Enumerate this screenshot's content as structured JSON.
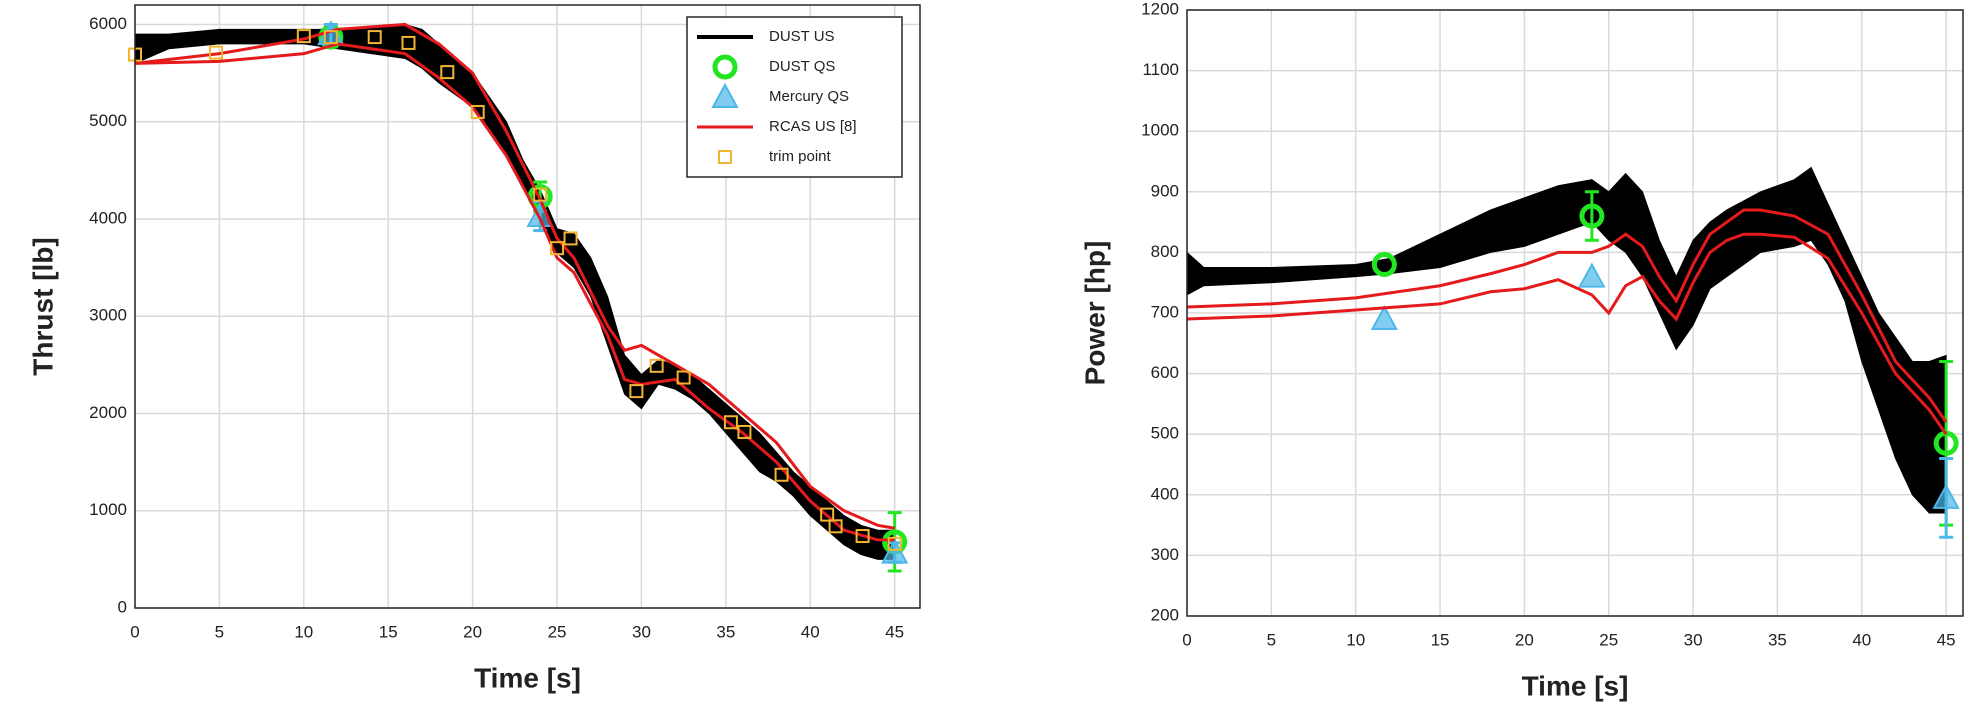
{
  "chart_data": [
    {
      "type": "line",
      "xlabel": "Time [s]",
      "ylabel": "Thrust [lb]",
      "xlim": [
        0,
        46.5
      ],
      "ylim": [
        0,
        6200
      ],
      "xticks": [
        0,
        5,
        10,
        15,
        20,
        25,
        30,
        35,
        40,
        45
      ],
      "yticks": [
        0,
        1000,
        2000,
        3000,
        4000,
        5000,
        6000
      ],
      "grid": true,
      "legend": "upper-right",
      "series": [
        {
          "name": "DUST US",
          "color": "#000000",
          "style": "band",
          "x": [
            0,
            2,
            5,
            8,
            10,
            12,
            14,
            16,
            17,
            18,
            20,
            22,
            23,
            24,
            25,
            26,
            27,
            28,
            29,
            30,
            31,
            32,
            33,
            34,
            35,
            36,
            37,
            38,
            39,
            40,
            41,
            42,
            43,
            44,
            45
          ],
          "lower": [
            5600,
            5750,
            5800,
            5800,
            5800,
            5750,
            5700,
            5650,
            5550,
            5400,
            5150,
            4650,
            4350,
            4000,
            3650,
            3500,
            3200,
            2700,
            2200,
            2050,
            2300,
            2250,
            2150,
            2000,
            1800,
            1600,
            1400,
            1300,
            1150,
            950,
            800,
            650,
            550,
            500,
            500
          ],
          "upper": [
            5900,
            5900,
            5950,
            5950,
            5950,
            5950,
            5980,
            6000,
            5950,
            5800,
            5500,
            5000,
            4600,
            4300,
            3900,
            3850,
            3600,
            3200,
            2600,
            2400,
            2550,
            2500,
            2400,
            2250,
            2100,
            1950,
            1800,
            1600,
            1400,
            1250,
            1100,
            950,
            850,
            800,
            800
          ]
        },
        {
          "name": "DUST QS",
          "color": "#22e622",
          "style": "circle",
          "x": [
            11.6,
            24,
            45
          ],
          "values": [
            5870,
            4230,
            680
          ],
          "errors": [
            100,
            150,
            300
          ]
        },
        {
          "name": "Mercury QS",
          "color": "#4db8e8",
          "style": "triangle",
          "x": [
            11.6,
            24,
            45
          ],
          "values": [
            5900,
            4030,
            570
          ],
          "errors": [
            100,
            150,
            100
          ]
        },
        {
          "name": "RCAS US [8]",
          "color": "#e41a1c",
          "style": "lines",
          "x": [
            0,
            5,
            10,
            12,
            16,
            18,
            20,
            22,
            24,
            25,
            26,
            28,
            29,
            30,
            32,
            34,
            36,
            38,
            40,
            42,
            44,
            45
          ],
          "upper": [
            5600,
            5700,
            5850,
            5950,
            6000,
            5800,
            5500,
            4900,
            4200,
            3800,
            3600,
            2900,
            2650,
            2700,
            2500,
            2300,
            2000,
            1700,
            1250,
            1000,
            850,
            820
          ],
          "lower": [
            5600,
            5620,
            5700,
            5800,
            5700,
            5450,
            5150,
            4650,
            4000,
            3600,
            3450,
            2800,
            2350,
            2300,
            2350,
            2050,
            1800,
            1500,
            1100,
            800,
            700,
            700
          ]
        },
        {
          "name": "trim point",
          "color": "#f2b531",
          "style": "square",
          "x": [
            0,
            4.8,
            10,
            11.6,
            14.2,
            16.2,
            18.5,
            20.3,
            24,
            25,
            25.8,
            29.7,
            30.9,
            32.5,
            35.3,
            36.1,
            38.3,
            41,
            41.5,
            43.1,
            45
          ],
          "values": [
            5690,
            5710,
            5880,
            5870,
            5870,
            5810,
            5510,
            5100,
            4250,
            3700,
            3800,
            2230,
            2490,
            2370,
            1910,
            1810,
            1370,
            960,
            840,
            740,
            660
          ]
        }
      ]
    },
    {
      "type": "line",
      "xlabel": "Time [s]",
      "ylabel": "Power [hp]",
      "xlim": [
        0,
        46
      ],
      "ylim": [
        200,
        1200
      ],
      "xticks": [
        0,
        5,
        10,
        15,
        20,
        25,
        30,
        35,
        40,
        45
      ],
      "yticks": [
        200,
        300,
        400,
        500,
        600,
        700,
        800,
        900,
        1000,
        1100,
        1200
      ],
      "grid": true,
      "series": [
        {
          "color": "#000000",
          "style": "band",
          "x": [
            0,
            1,
            5,
            10,
            12,
            15,
            18,
            20,
            22,
            24,
            25,
            26,
            27,
            28,
            29,
            30,
            31,
            32,
            34,
            36,
            37,
            38,
            39,
            40,
            41,
            42,
            43,
            44,
            45
          ],
          "lower": [
            730,
            745,
            750,
            760,
            765,
            775,
            800,
            810,
            830,
            850,
            820,
            800,
            760,
            700,
            640,
            680,
            740,
            760,
            800,
            810,
            820,
            780,
            720,
            620,
            540,
            460,
            400,
            370,
            370
          ],
          "upper": [
            800,
            775,
            775,
            780,
            790,
            830,
            870,
            890,
            910,
            920,
            900,
            930,
            900,
            820,
            760,
            820,
            850,
            870,
            900,
            920,
            940,
            880,
            820,
            760,
            700,
            660,
            620,
            620,
            630
          ]
        },
        {
          "color": "#22e622",
          "style": "circle",
          "x": [
            11.7,
            24,
            45
          ],
          "values": [
            780,
            860,
            485
          ],
          "errors": [
            null,
            40,
            135
          ]
        },
        {
          "color": "#4db8e8",
          "style": "triangle",
          "x": [
            11.7,
            24,
            45
          ],
          "values": [
            690,
            760,
            395
          ],
          "errors": [
            null,
            null,
            65
          ]
        },
        {
          "color": "#e41a1c",
          "style": "lines",
          "x": [
            0,
            5,
            10,
            15,
            18,
            20,
            22,
            24,
            25,
            26,
            27,
            28,
            29,
            30,
            31,
            32,
            33,
            34,
            36,
            38,
            40,
            42,
            44,
            45
          ],
          "upper": [
            710,
            715,
            725,
            745,
            765,
            780,
            800,
            800,
            810,
            830,
            810,
            760,
            720,
            780,
            830,
            850,
            870,
            870,
            860,
            830,
            730,
            620,
            560,
            520
          ],
          "lower": [
            690,
            695,
            705,
            715,
            735,
            740,
            755,
            730,
            700,
            745,
            760,
            720,
            690,
            750,
            800,
            820,
            830,
            830,
            825,
            790,
            700,
            600,
            540,
            500
          ]
        }
      ]
    }
  ]
}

WHAT THE TASK ASKS>
Print out the lines exactly, skipping any picture.

RESULT>
Enumerate this screenshot's content as structured JSON.
{
  "chart_data": [
    {
      "type": "line",
      "xlabel": "Time [s]",
      "ylabel": "Thrust [lb]",
      "xlim": [
        0,
        46.5
      ],
      "ylim": [
        0,
        6200
      ],
      "xticks": [
        0,
        5,
        10,
        15,
        20,
        25,
        30,
        35,
        40,
        45
      ],
      "yticks": [
        0,
        1000,
        2000,
        3000,
        4000,
        5000,
        6000
      ],
      "grid": true,
      "legend": "upper-right",
      "series": [
        {
          "name": "DUST US",
          "color": "#000000",
          "style": "band",
          "x": [
            0,
            2,
            5,
            8,
            10,
            12,
            14,
            16,
            17,
            18,
            20,
            22,
            23,
            24,
            25,
            26,
            27,
            28,
            29,
            30,
            31,
            32,
            33,
            34,
            35,
            36,
            37,
            38,
            39,
            40,
            41,
            42,
            43,
            44,
            45
          ],
          "lower": [
            5600,
            5750,
            5800,
            5800,
            5800,
            5750,
            5700,
            5650,
            5550,
            5400,
            5150,
            4650,
            4350,
            4000,
            3650,
            3500,
            3200,
            2700,
            2200,
            2050,
            2300,
            2250,
            2150,
            2000,
            1800,
            1600,
            1400,
            1300,
            1150,
            950,
            800,
            650,
            550,
            500,
            500
          ],
          "upper": [
            5900,
            5900,
            5950,
            5950,
            5950,
            5950,
            5980,
            6000,
            5950,
            5800,
            5500,
            5000,
            4600,
            4300,
            3900,
            3850,
            3600,
            3200,
            2600,
            2400,
            2550,
            2500,
            2400,
            2250,
            2100,
            1950,
            1800,
            1600,
            1400,
            1250,
            1100,
            950,
            850,
            800,
            800
          ]
        },
        {
          "name": "DUST QS",
          "color": "#22e622",
          "style": "circle",
          "x": [
            11.6,
            24,
            45
          ],
          "values": [
            5870,
            4230,
            680
          ],
          "errors": [
            100,
            150,
            300
          ]
        },
        {
          "name": "Mercury QS",
          "color": "#4db8e8",
          "style": "triangle",
          "x": [
            11.6,
            24,
            45
          ],
          "values": [
            5900,
            4030,
            570
          ],
          "errors": [
            100,
            150,
            100
          ]
        },
        {
          "name": "RCAS US [8]",
          "color": "#e41a1c",
          "style": "lines",
          "x": [
            0,
            5,
            10,
            12,
            16,
            18,
            20,
            22,
            24,
            25,
            26,
            28,
            29,
            30,
            32,
            34,
            36,
            38,
            40,
            42,
            44,
            45
          ],
          "upper": [
            5600,
            5700,
            5850,
            5950,
            6000,
            5800,
            5500,
            4900,
            4200,
            3800,
            3600,
            2900,
            2650,
            2700,
            2500,
            2300,
            2000,
            1700,
            1250,
            1000,
            850,
            820
          ],
          "lower": [
            5600,
            5620,
            5700,
            5800,
            5700,
            5450,
            5150,
            4650,
            4000,
            3600,
            3450,
            2800,
            2350,
            2300,
            2350,
            2050,
            1800,
            1500,
            1100,
            800,
            700,
            700
          ]
        },
        {
          "name": "trim point",
          "color": "#f2b531",
          "style": "square",
          "x": [
            0,
            4.8,
            10,
            11.6,
            14.2,
            16.2,
            18.5,
            20.3,
            24,
            25,
            25.8,
            29.7,
            30.9,
            32.5,
            35.3,
            36.1,
            38.3,
            41,
            41.5,
            43.1,
            45
          ],
          "values": [
            5690,
            5710,
            5880,
            5870,
            5870,
            5810,
            5510,
            5100,
            4250,
            3700,
            3800,
            2230,
            2490,
            2370,
            1910,
            1810,
            1370,
            960,
            840,
            740,
            660
          ]
        }
      ]
    },
    {
      "type": "line",
      "xlabel": "Time [s]",
      "ylabel": "Power [hp]",
      "xlim": [
        0,
        46
      ],
      "ylim": [
        200,
        1200
      ],
      "xticks": [
        0,
        5,
        10,
        15,
        20,
        25,
        30,
        35,
        40,
        45
      ],
      "yticks": [
        200,
        300,
        400,
        500,
        600,
        700,
        800,
        900,
        1000,
        1100,
        1200
      ],
      "grid": true,
      "series": [
        {
          "color": "#000000",
          "style": "band",
          "x": [
            0,
            1,
            5,
            10,
            12,
            15,
            18,
            20,
            22,
            24,
            25,
            26,
            27,
            28,
            29,
            30,
            31,
            32,
            34,
            36,
            37,
            38,
            39,
            40,
            41,
            42,
            43,
            44,
            45
          ],
          "lower": [
            730,
            745,
            750,
            760,
            765,
            775,
            800,
            810,
            830,
            850,
            820,
            800,
            760,
            700,
            640,
            680,
            740,
            760,
            800,
            810,
            820,
            780,
            720,
            620,
            540,
            460,
            400,
            370,
            370
          ],
          "upper": [
            800,
            775,
            775,
            780,
            790,
            830,
            870,
            890,
            910,
            920,
            900,
            930,
            900,
            820,
            760,
            820,
            850,
            870,
            900,
            920,
            940,
            880,
            820,
            760,
            700,
            660,
            620,
            620,
            630
          ]
        },
        {
          "color": "#22e622",
          "style": "circle",
          "x": [
            11.7,
            24,
            45
          ],
          "values": [
            780,
            860,
            485
          ],
          "errors": [
            null,
            40,
            135
          ]
        },
        {
          "color": "#4db8e8",
          "style": "triangle",
          "x": [
            11.7,
            24,
            45
          ],
          "values": [
            690,
            760,
            395
          ],
          "errors": [
            null,
            null,
            65
          ]
        },
        {
          "color": "#e41a1c",
          "style": "lines",
          "x": [
            0,
            5,
            10,
            15,
            18,
            20,
            22,
            24,
            25,
            26,
            27,
            28,
            29,
            30,
            31,
            32,
            33,
            34,
            36,
            38,
            40,
            42,
            44,
            45
          ],
          "upper": [
            710,
            715,
            725,
            745,
            765,
            780,
            800,
            800,
            810,
            830,
            810,
            760,
            720,
            780,
            830,
            850,
            870,
            870,
            860,
            830,
            730,
            620,
            560,
            520
          ],
          "lower": [
            690,
            695,
            705,
            715,
            735,
            740,
            755,
            730,
            700,
            745,
            760,
            720,
            690,
            750,
            800,
            820,
            830,
            830,
            825,
            790,
            700,
            600,
            540,
            500
          ]
        }
      ]
    }
  ]
}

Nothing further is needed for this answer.